>> begin DATA SUPPLIED

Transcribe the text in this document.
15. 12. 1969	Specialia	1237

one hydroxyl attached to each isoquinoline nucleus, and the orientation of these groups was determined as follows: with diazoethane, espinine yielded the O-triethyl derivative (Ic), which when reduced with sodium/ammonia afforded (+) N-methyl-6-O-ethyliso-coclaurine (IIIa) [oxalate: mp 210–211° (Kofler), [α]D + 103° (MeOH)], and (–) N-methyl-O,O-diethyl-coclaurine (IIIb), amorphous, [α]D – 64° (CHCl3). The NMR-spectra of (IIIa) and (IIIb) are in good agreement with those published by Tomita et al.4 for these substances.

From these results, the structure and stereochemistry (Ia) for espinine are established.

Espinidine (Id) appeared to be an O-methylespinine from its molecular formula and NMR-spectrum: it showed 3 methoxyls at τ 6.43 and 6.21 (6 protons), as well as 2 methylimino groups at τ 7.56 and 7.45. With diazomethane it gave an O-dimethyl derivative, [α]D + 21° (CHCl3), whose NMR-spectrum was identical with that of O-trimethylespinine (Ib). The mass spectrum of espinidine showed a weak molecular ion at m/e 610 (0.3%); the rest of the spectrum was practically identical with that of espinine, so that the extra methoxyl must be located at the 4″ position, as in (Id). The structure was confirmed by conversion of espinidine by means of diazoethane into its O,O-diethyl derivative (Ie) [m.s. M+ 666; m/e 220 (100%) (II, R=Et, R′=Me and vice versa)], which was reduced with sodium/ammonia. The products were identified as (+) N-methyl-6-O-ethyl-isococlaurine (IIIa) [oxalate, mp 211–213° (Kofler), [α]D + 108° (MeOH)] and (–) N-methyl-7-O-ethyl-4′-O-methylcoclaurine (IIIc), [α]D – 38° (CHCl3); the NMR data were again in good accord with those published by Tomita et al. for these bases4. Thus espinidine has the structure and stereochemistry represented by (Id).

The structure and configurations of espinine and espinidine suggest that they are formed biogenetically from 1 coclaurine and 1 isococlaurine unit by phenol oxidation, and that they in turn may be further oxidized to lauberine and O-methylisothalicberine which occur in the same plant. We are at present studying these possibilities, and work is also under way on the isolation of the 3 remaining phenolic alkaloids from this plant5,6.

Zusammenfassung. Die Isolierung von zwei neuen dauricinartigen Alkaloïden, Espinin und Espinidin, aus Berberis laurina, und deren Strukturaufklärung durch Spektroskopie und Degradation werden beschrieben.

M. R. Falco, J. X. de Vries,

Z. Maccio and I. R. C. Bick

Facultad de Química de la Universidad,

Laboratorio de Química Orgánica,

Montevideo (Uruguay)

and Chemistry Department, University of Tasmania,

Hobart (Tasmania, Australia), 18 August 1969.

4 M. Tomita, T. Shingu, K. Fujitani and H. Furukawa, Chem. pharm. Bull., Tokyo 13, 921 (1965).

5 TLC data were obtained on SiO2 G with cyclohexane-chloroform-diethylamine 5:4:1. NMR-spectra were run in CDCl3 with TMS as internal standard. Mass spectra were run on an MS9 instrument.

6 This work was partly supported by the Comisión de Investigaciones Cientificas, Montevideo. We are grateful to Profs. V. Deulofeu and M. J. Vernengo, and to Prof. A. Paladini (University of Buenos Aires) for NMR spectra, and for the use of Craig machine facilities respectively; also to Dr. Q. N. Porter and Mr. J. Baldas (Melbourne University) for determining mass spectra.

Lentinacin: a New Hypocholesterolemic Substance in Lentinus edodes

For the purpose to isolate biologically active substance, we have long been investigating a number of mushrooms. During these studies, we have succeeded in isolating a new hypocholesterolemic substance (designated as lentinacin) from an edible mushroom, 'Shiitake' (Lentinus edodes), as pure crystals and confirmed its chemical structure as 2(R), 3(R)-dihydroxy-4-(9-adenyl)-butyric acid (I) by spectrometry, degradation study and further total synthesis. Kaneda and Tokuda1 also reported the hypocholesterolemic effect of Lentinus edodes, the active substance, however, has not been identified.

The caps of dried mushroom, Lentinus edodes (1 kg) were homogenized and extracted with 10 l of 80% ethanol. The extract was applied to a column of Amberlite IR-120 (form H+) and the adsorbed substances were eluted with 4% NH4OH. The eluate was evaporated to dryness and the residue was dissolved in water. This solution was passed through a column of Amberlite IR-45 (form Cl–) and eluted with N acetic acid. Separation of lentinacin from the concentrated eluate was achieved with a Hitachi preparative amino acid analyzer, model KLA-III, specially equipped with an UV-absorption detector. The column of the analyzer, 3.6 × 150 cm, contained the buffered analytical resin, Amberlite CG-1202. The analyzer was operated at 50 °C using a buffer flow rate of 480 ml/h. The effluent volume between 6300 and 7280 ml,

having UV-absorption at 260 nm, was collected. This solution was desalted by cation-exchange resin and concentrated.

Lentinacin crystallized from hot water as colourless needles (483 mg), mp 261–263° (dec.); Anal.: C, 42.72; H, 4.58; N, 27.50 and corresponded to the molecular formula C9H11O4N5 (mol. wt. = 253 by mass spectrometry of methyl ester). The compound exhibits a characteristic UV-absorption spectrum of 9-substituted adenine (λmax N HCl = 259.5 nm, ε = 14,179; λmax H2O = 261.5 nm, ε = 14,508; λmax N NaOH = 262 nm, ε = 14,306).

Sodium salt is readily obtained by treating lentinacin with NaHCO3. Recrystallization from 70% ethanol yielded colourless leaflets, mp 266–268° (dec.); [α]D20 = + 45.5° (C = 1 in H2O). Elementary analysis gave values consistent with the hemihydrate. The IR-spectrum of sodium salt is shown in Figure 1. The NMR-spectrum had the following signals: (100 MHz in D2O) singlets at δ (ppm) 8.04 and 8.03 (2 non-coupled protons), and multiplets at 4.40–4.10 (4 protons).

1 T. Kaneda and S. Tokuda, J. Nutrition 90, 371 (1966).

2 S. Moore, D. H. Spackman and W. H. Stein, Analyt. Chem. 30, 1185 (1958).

>> end DATA SUPPLIED

[DIRECTIONS FOR THIS TASK]
Find the word "Kofler" in the material, then list each line that holds it.

[COMPLETE OUTPUT]
one hydroxyl attached to each isoquinoline nucleus, and the orientation of these groups was determined as follows: with diazoethane, espinine yielded the O-triethyl derivative (Ic), which when reduced with sodium/ammonia afforded (+) N-methyl-6-O-ethyliso-coclaurine (IIIa) [oxalate: mp 210–211° (Kofler), [α]D + 103° (MeOH)], and (–) N-methyl-O,O-diethyl-coclaurine (IIIb), amorphous, [α]D – 64° (CHCl3). The NMR-spectra of (IIIa) and (IIIb) are in good agreement with those published by Tomita et al.4 for these substances.
Espinidine (Id) appeared to be an O-methylespinine from its molecular formula and NMR-spectrum: it showed 3 methoxyls at τ 6.43 and 6.21 (6 protons), as well as 2 methylimino groups at τ 7.56 and 7.45. With diazomethane it gave an O-dimethyl derivative, [α]D + 21° (CHCl3), whose NMR-spectrum was identical with that of O-trimethylespinine (Ib). The mass spectrum of espinidine showed a weak molecular ion at m/e 610 (0.3%); the rest of the spectrum was practically identical with that of espinine, so that the extra methoxyl must be located at the 4″ position, as in (Id). The structure was confirmed by conversion of espinidine by means of diazoethane into its O,O-diethyl derivative (Ie) [m.s. M+ 666; m/e 220 (100%) (II, R=Et, R′=Me and vice versa)], which was reduced with sodium/ammonia. The products were identified as (+) N-methyl-6-O-ethyl-isococlaurine (IIIa) [oxalate, mp 211–213° (Kofler), [α]D + 108° (MeOH)] and (–) N-methyl-7-O-ethyl-4′-O-methylcoclaurine (IIIc), [α]D – 38° (CHCl3); the NMR data were again in good accord with those published by Tomita et al. for these bases4. Thus espinidine has the structure and stereochemistry represented by (Id).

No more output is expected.